_Supplied material_:
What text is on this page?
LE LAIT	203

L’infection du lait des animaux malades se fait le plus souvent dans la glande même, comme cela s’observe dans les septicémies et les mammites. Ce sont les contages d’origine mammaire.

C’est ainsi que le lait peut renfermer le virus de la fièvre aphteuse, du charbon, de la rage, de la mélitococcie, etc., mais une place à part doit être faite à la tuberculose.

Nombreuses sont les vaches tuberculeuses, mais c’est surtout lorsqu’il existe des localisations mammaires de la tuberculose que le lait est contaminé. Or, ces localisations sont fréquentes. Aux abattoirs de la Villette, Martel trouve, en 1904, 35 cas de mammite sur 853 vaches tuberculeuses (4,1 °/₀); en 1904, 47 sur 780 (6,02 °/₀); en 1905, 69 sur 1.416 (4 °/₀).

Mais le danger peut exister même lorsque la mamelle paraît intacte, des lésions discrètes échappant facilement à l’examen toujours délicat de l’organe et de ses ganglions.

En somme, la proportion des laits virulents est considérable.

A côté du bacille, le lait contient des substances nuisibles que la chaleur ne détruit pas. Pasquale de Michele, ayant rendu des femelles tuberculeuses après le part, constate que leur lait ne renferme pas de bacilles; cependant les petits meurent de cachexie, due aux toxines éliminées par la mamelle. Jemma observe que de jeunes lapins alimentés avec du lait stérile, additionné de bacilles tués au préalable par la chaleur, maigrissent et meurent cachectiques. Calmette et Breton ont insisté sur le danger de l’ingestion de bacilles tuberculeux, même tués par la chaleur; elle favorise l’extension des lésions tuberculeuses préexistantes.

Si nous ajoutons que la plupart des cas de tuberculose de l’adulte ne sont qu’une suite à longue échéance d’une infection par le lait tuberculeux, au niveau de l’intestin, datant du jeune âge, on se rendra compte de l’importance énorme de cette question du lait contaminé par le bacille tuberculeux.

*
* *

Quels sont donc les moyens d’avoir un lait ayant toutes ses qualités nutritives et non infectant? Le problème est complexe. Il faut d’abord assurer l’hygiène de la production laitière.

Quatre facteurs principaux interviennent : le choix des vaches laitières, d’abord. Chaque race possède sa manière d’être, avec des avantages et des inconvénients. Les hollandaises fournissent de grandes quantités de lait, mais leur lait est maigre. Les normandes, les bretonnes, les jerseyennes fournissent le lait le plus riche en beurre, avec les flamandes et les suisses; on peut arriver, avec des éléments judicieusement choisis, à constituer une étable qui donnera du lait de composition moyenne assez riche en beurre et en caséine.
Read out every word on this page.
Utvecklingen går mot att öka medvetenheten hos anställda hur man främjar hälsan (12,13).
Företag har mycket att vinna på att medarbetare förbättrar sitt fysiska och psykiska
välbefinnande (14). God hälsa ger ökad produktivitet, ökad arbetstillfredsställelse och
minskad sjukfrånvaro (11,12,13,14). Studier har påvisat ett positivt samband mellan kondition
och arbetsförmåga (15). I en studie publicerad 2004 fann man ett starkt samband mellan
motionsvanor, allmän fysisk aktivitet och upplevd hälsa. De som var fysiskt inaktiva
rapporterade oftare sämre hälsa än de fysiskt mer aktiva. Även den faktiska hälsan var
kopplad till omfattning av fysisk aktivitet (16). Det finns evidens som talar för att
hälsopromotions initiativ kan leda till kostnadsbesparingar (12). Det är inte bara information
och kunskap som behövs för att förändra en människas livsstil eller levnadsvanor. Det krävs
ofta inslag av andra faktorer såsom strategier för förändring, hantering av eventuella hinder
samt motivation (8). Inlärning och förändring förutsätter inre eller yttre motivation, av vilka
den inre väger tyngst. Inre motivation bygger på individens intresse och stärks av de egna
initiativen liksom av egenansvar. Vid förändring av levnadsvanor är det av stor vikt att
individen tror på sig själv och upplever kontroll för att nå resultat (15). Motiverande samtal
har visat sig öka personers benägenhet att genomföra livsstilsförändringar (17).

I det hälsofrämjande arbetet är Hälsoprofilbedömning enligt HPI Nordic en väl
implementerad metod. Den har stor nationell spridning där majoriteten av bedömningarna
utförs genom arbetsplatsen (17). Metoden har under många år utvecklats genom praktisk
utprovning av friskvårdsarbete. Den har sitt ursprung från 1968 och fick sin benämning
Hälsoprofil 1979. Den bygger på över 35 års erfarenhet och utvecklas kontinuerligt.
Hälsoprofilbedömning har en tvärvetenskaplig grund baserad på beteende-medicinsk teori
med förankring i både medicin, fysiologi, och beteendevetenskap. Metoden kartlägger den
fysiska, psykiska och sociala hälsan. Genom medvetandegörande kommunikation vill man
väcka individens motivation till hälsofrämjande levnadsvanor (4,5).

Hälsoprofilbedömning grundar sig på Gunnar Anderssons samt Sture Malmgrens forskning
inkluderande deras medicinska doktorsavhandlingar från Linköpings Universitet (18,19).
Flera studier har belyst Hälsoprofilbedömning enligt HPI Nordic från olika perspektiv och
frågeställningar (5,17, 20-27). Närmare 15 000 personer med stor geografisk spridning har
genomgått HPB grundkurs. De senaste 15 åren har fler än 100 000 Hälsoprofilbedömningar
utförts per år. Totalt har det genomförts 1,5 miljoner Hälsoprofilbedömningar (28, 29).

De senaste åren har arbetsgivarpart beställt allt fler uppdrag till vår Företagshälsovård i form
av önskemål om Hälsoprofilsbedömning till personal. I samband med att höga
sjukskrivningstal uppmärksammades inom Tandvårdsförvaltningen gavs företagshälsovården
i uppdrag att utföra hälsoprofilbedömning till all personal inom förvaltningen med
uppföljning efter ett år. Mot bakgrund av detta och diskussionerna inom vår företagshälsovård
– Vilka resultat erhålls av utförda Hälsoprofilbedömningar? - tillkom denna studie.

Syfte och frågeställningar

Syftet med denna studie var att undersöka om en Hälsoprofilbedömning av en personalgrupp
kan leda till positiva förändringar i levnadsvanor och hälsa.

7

_Aim of the task_: Among the entries, find every line holding "même" and return it.

_Exercise solution_:
L’infection du lait des animaux malades se fait le plus souvent dans la glande même, comme cela s’observe dans les septicémies et les mammites. Ce sont les contages d’origine mammaire.
Mais le danger peut exister même lorsque la mamelle paraît intacte, des lésions discrètes échappant facilement à l’examen toujours délicat de l’organe et de ses ganglions.
A côté du bacille, le lait contient des substances nuisibles que la chaleur ne détruit pas. Pasquale de Michele, ayant rendu des femelles tuberculeuses après le part, constate que leur lait ne renferme pas de bacilles; cependant les petits meurent de cachexie, due aux toxines éliminées par la mamelle. Jemma observe que de jeunes lapins alimentés avec du lait stérile, additionné de bacilles tués au préalable par la chaleur, maigrissent et meurent cachectiques. Calmette et Breton ont insisté sur le danger de l’ingestion de bacilles tuberculeux, même tués par la chaleur; elle favorise l’extension des lésions tuberculeuses préexistantes.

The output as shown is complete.